[Stored data entries]
┄┄┄┄┄┄┄┄┄┄

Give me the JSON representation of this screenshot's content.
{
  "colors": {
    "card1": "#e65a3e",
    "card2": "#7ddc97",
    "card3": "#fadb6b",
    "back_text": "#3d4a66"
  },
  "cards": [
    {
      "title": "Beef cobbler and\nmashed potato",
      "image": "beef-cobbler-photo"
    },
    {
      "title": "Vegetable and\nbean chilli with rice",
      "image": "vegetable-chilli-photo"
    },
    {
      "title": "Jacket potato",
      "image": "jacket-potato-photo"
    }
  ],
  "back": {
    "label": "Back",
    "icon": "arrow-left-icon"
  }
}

┄┄┄┄┄┄┄┄┄┄

* [EXERCISE DETAILS] Give the number of lines in the data that contain "cobbler", with no other words.

* [SOLUTION BELOW] 2